• **WHAT THE EXERCISE ASKS**
Keep every line where the word "六合区龙池街道沿河花园小区" appears; drop the rest.

[Dataset items]
◆ ◆ ◆ ◆ ◆

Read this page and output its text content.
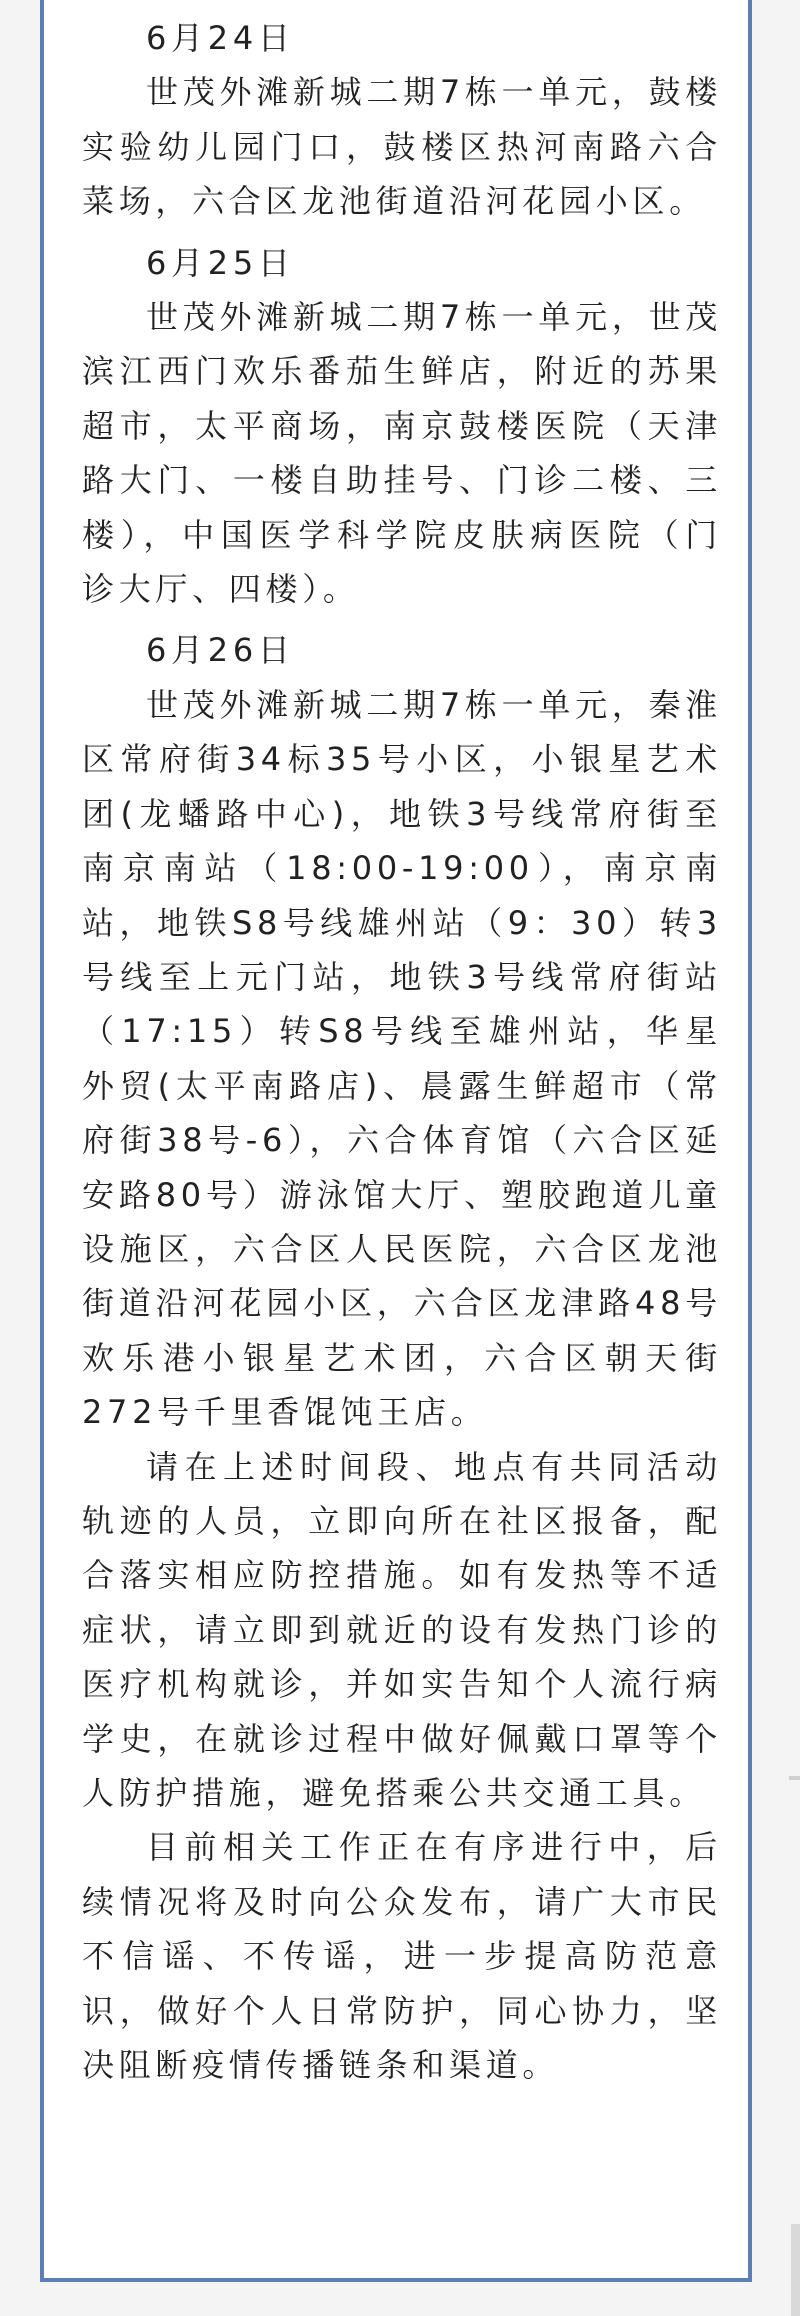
6月24日

世茂外滩新城二期7栋一单元，鼓楼实验幼儿园门口，鼓楼区热河南路六合菜场，六合区龙池街道沿河花园小区。

6月25日

世茂外滩新城二期7栋一单元，世茂滨江西门欢乐番茄生鲜店，附近的苏果超市，太平商场，南京鼓楼医院（天津路大门、一楼自助挂号、门诊二楼、三楼），中国医学科学院皮肤病医院（门诊大厅、四楼）。

6月26日

世茂外滩新城二期7栋一单元，秦淮区常府街34标35号小区，小银星艺术团(龙蟠路中心)，地铁3号线常府街至南京南站（18:00-19:00），南京南站，地铁S8号线雄州站（9：30）转3号线至上元门站，地铁3号线常府街站（17:15）转S8号线至雄州站，华星外贸(太平南路店)、晨露生鲜超市（常府街38号-6），六合体育馆（六合区延安路80号）游泳馆大厅、塑胶跑道儿童设施区，六合区人民医院，六合区龙池街道沿河花园小区，六合区龙津路48号欢乐港小银星艺术团，六合区朝天街272号千里香馄饨王店。

请在上述时间段、地点有共同活动轨迹的人员，立即向所在社区报备，配合落实相应防控措施。如有发热等不适症状，请立即到就近的设有发热门诊的医疗机构就诊，并如实告知个人流行病学史，在就诊过程中做好佩戴口罩等个人防护措施，避免搭乘公共交通工具。

目前相关工作正在有序进行中，后续情况将及时向公众发布，请广大市民不信谣、不传谣，进一步提高防范意识，做好个人日常防护，同心协力，坚决阻断疫情传播链条和渠道。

◆ ◆ ◆ ◆ ◆

• **WRITTEN SOLUTION**
世茂外滩新城二期7栋一单元，鼓楼实验幼儿园门口，鼓楼区热河南路六合菜场，六合区龙池街道沿河花园小区。
世茂外滩新城二期7栋一单元，秦淮区常府街34标35号小区，小银星艺术团(龙蟠路中心)，地铁3号线常府街至南京南站（18:00-19:00），南京南站，地铁S8号线雄州站（9：30）转3号线至上元门站，地铁3号线常府街站（17:15）转S8号线至雄州站，华星外贸(太平南路店)、晨露生鲜超市（常府街38号-6），六合体育馆（六合区延安路80号）游泳馆大厅、塑胶跑道儿童设施区，六合区人民医院，六合区龙池街道沿河花园小区，六合区龙津路48号欢乐港小银星艺术团，六合区朝天街272号千里香馄饨王店。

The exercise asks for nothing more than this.